## WHAT THE TASK REQUIRES:
Sift the material for lines containing "frecuencia", and return them.
========================================================================
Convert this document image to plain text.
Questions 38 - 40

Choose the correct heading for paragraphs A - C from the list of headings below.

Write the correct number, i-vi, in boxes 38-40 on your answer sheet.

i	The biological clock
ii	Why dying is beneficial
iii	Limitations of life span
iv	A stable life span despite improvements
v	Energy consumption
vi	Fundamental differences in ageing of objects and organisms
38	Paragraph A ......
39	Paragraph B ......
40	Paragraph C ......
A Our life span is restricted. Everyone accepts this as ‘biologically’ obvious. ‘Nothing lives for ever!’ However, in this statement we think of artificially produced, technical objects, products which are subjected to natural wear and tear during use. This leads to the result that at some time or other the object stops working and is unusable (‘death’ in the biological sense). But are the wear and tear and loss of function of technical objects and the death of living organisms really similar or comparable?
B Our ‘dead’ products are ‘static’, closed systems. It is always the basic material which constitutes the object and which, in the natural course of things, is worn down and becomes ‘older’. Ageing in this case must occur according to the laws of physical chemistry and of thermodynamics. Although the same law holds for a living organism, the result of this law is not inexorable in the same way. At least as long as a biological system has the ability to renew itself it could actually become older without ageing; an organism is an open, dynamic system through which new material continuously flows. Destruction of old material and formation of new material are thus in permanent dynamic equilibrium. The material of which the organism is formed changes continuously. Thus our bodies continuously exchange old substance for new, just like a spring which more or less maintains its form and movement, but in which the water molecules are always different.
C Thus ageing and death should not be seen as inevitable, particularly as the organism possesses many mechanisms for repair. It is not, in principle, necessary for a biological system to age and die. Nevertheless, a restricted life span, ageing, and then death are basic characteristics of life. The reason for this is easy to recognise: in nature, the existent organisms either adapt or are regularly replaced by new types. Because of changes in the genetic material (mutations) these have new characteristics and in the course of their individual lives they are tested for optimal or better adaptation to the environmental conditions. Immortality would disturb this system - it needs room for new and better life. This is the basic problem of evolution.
========================================================================
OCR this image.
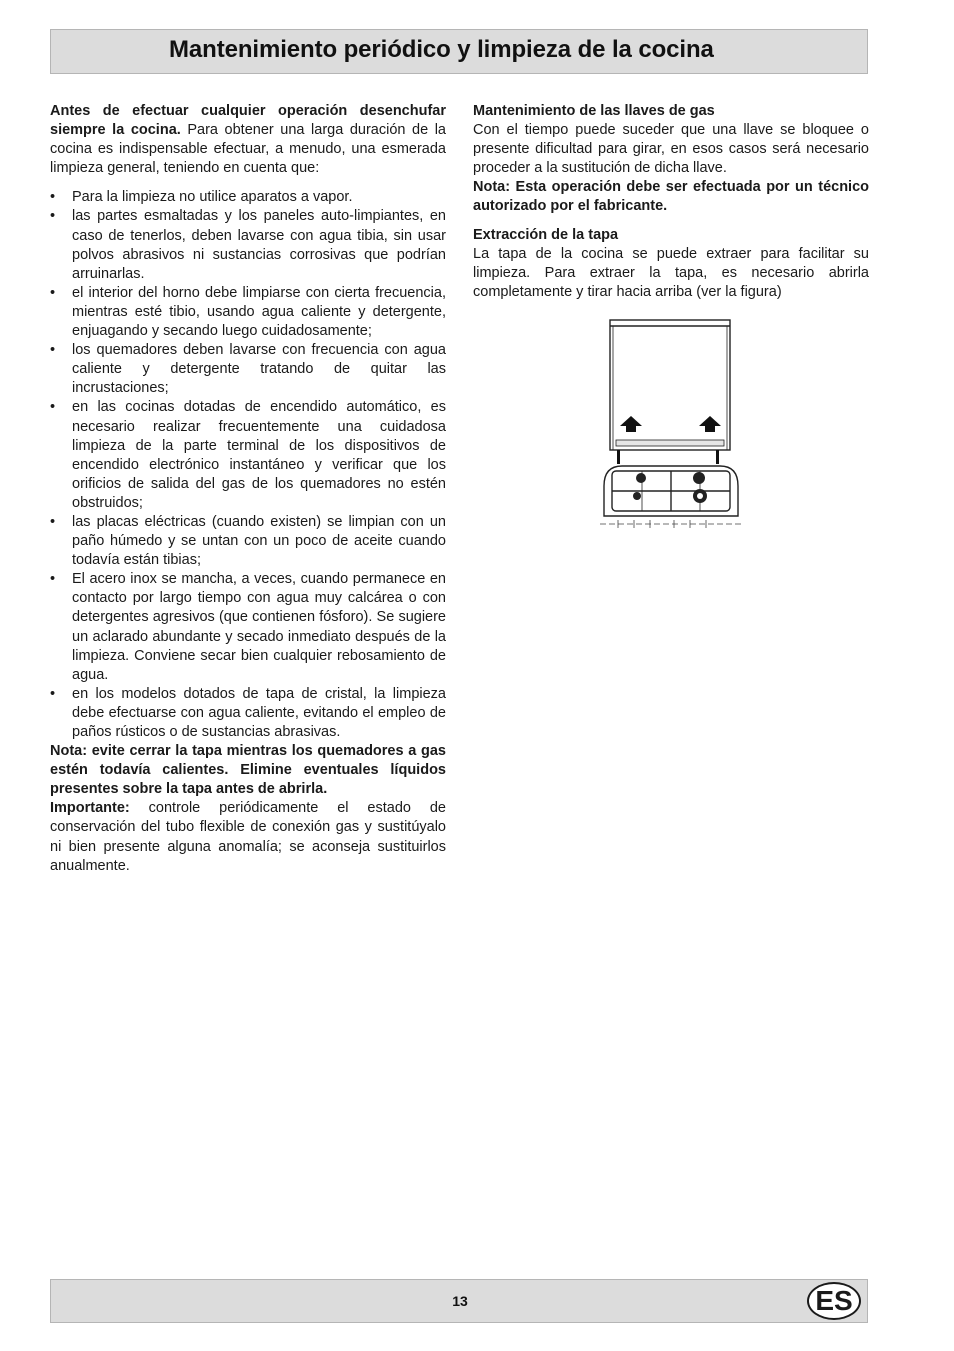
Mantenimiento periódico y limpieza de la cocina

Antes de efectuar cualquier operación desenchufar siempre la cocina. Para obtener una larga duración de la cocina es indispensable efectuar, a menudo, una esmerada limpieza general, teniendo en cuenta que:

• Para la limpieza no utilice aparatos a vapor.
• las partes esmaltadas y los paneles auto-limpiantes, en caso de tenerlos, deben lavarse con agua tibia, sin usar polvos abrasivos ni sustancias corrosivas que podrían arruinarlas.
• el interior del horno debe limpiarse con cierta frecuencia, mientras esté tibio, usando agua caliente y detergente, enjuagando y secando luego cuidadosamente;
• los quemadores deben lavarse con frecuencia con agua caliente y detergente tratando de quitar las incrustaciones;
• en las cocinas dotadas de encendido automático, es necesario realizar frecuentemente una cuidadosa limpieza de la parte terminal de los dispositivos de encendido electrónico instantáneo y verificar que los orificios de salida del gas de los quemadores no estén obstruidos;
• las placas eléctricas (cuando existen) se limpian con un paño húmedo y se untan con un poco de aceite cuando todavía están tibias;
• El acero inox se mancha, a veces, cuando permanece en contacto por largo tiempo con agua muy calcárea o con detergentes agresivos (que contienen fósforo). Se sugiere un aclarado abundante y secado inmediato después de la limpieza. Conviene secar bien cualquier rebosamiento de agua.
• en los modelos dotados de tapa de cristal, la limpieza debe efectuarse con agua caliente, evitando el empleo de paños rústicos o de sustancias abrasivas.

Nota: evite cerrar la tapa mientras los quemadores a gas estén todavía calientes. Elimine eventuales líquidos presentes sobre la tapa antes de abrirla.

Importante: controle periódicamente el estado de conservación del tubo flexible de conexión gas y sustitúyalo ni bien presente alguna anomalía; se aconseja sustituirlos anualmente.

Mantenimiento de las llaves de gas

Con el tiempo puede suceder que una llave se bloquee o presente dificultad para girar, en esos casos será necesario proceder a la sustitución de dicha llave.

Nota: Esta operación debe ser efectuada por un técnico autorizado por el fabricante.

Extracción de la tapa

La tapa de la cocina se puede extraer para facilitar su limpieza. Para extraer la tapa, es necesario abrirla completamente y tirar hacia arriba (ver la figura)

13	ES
========================================================================
## RESULT OF THIS TASK:
• el interior del horno debe limpiarse con cierta frecuencia, mientras esté tibio, usando agua caliente y detergente, enjuagando y secando luego cuidadosamente;
• los quemadores deben lavarse con frecuencia con agua caliente y detergente tratando de quitar las incrustaciones;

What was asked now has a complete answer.